::: EXERCISE DATA

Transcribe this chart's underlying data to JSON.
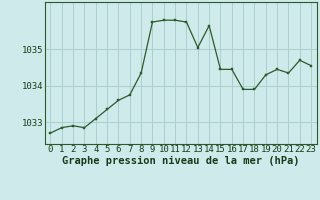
{
  "x": [
    0,
    1,
    2,
    3,
    4,
    5,
    6,
    7,
    8,
    9,
    10,
    11,
    12,
    13,
    14,
    15,
    16,
    17,
    18,
    19,
    20,
    21,
    22,
    23
  ],
  "y": [
    1032.7,
    1032.85,
    1032.9,
    1032.85,
    1033.1,
    1033.35,
    1033.6,
    1033.75,
    1034.35,
    1035.75,
    1035.8,
    1035.8,
    1035.75,
    1035.05,
    1035.65,
    1034.45,
    1034.45,
    1033.9,
    1033.9,
    1034.3,
    1034.45,
    1034.35,
    1034.7,
    1034.55
  ],
  "line_color": "#2d5a2d",
  "marker_color": "#2d5a2d",
  "bg_color": "#ceeaea",
  "grid_color": "#aacece",
  "xlabel": "Graphe pression niveau de la mer (hPa)",
  "ylim": [
    1032.4,
    1036.3
  ],
  "yticks": [
    1033,
    1034,
    1035
  ],
  "xticks": [
    0,
    1,
    2,
    3,
    4,
    5,
    6,
    7,
    8,
    9,
    10,
    11,
    12,
    13,
    14,
    15,
    16,
    17,
    18,
    19,
    20,
    21,
    22,
    23
  ],
  "xlabel_fontsize": 7.5,
  "tick_fontsize": 6.5,
  "figsize": [
    3.2,
    2.0
  ],
  "dpi": 100
}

::::::

GOAL |
Without the pictures, return the entries exactly as they appear.

RESPONSE TO THIS EXERCISE |
Transcribe this chart's underlying data to JSON.
{
  "x": [
    0,
    1,
    2,
    3,
    4,
    5,
    6,
    7,
    8,
    9,
    10,
    11,
    12,
    13,
    14,
    15,
    16,
    17,
    18,
    19,
    20,
    21,
    22,
    23
  ],
  "y": [
    1032.7,
    1032.85,
    1032.9,
    1032.85,
    1033.1,
    1033.35,
    1033.6,
    1033.75,
    1034.35,
    1035.75,
    1035.8,
    1035.8,
    1035.75,
    1035.05,
    1035.65,
    1034.45,
    1034.45,
    1033.9,
    1033.9,
    1034.3,
    1034.45,
    1034.35,
    1034.7,
    1034.55
  ],
  "line_color": "#2d5a2d",
  "marker_color": "#2d5a2d",
  "bg_color": "#ceeaea",
  "grid_color": "#aacece",
  "xlabel": "Graphe pression niveau de la mer (hPa)",
  "ylim": [
    1032.4,
    1036.3
  ],
  "yticks": [
    1033,
    1034,
    1035
  ],
  "xticks": [
    0,
    1,
    2,
    3,
    4,
    5,
    6,
    7,
    8,
    9,
    10,
    11,
    12,
    13,
    14,
    15,
    16,
    17,
    18,
    19,
    20,
    21,
    22,
    23
  ],
  "xlabel_fontsize": 7.5,
  "tick_fontsize": 6.5,
  "figsize": [
    3.2,
    2.0
  ],
  "dpi": 100
}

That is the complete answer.